■ **Problem details**
According to the abstract below on germline TIM-3 mutations, at which stages of thymocyte development were the most significant alterations observed?

Investigating the role of germline TIM-3 mutations in CD8 T cell malignancy and autoinflammation

Abstract

T cell immunoglobulin and mucin domain-containing protein 3 (TIM-3) is an inhibitory receptor expressed on T cells and myeloid cells. In humans, germline loss-of-function mutations of TIM-3 have been associated with subcutaneous panniculitis-like T cell lymphoma (SPTCL), a type of cutaneous T cell lymphoma composed of CD8+ T cells, with hemophagocytic lymphohistiocytosis (HLH). The identified TIM-3 mutations, such as Tyr82Cys (Y82C), result in intracellular aggregates of misfolded TIM-3 and a loss of TIM-3 surface expression. However, whether TIM-3 mutations are responsible for the disease and the mechanism by which TIM-3 germline loss-of-function leads to immune overactivation and CD8+ T cell malignancy remains unclear. Here, using CRISPR/Cas9 technology, we developed a mouse model bearing the TIM-3 Y83C mutation, the murine equivalent of the SPTCL-associated TIM-3 Y82C mutation in humans. Surprisingly, we found that the TIM-3 Y83C mutation caused T cell developmental abnormalities in the thymus, leading to increased CD8+ T cells. Through mixed bone marrow chimera experiments, we further demonstrated that the effect of the TIM-3 Y83C mutation on T cell development was cell-intrinsic. Examination of the TIM-3 Y83C mutant thymus revealed that the TIM-3 Y83C mutation affected multiple stages of thymocyte development, with the most significant alterations observed during β selection and positive selection. Together, these findings suggest a mechanism by which germline TIM-3 mutations predispose individuals to SPTCL and provide novel insights into the function of TIM-3.

■ **Recorded data**
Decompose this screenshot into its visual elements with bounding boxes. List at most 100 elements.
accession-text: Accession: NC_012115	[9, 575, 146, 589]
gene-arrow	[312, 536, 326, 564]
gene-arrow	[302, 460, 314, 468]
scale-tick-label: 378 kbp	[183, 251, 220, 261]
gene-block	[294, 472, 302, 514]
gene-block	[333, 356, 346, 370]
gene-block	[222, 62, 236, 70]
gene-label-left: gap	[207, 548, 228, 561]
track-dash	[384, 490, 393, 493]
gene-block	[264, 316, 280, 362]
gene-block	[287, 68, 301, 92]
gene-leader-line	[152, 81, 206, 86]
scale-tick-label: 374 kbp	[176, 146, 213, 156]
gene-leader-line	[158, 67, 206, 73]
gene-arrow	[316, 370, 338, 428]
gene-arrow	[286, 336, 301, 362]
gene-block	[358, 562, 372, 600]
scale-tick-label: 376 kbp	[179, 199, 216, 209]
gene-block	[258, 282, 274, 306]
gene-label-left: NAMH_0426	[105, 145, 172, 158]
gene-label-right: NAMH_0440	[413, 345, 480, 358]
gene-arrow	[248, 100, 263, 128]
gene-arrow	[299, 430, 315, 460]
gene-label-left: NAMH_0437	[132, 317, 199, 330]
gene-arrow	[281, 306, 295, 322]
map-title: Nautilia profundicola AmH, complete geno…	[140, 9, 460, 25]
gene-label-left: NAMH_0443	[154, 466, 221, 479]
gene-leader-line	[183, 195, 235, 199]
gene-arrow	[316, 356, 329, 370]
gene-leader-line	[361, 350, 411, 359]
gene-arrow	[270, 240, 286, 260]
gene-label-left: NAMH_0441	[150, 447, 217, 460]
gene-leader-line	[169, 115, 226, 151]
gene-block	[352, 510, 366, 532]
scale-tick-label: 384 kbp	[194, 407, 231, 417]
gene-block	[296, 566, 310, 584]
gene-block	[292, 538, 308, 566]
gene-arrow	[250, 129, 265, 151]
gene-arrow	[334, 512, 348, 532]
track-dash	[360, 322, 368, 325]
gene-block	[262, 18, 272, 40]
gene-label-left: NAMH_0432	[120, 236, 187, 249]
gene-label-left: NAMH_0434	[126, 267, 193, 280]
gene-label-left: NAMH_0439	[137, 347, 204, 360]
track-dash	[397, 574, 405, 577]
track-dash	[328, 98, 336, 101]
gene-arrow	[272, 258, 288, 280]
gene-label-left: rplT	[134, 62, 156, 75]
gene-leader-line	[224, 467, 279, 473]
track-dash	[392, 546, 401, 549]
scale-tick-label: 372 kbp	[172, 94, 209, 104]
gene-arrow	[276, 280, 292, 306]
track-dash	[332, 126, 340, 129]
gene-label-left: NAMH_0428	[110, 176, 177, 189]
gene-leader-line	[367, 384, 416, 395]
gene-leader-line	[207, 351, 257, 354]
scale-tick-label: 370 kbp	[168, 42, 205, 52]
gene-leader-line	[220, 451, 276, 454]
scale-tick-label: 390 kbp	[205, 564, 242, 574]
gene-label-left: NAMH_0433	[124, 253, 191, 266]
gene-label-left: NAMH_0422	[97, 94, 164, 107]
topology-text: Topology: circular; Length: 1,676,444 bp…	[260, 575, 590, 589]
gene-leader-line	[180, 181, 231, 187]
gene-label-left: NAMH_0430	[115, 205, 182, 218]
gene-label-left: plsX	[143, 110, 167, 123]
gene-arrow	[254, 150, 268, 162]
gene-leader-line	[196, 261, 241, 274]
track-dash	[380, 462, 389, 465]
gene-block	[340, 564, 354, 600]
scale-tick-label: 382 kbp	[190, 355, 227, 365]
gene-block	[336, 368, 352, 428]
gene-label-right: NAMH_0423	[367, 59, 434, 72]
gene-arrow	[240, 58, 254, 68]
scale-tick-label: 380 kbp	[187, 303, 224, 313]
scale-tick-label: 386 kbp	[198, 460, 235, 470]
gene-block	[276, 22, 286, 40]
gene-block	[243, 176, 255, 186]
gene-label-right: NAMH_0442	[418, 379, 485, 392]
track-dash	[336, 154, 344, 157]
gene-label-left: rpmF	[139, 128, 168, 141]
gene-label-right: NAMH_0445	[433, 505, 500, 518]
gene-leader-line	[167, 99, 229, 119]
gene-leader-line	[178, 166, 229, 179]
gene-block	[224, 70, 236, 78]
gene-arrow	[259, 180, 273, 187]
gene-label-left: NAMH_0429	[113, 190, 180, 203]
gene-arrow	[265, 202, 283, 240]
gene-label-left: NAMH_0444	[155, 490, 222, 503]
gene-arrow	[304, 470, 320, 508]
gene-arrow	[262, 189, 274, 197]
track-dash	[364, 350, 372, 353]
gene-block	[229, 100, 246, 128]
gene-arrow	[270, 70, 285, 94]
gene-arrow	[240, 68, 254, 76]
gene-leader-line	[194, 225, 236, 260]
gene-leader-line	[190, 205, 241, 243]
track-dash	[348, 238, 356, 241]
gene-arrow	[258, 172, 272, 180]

■ **Solution to this problem**
β selection and positive selection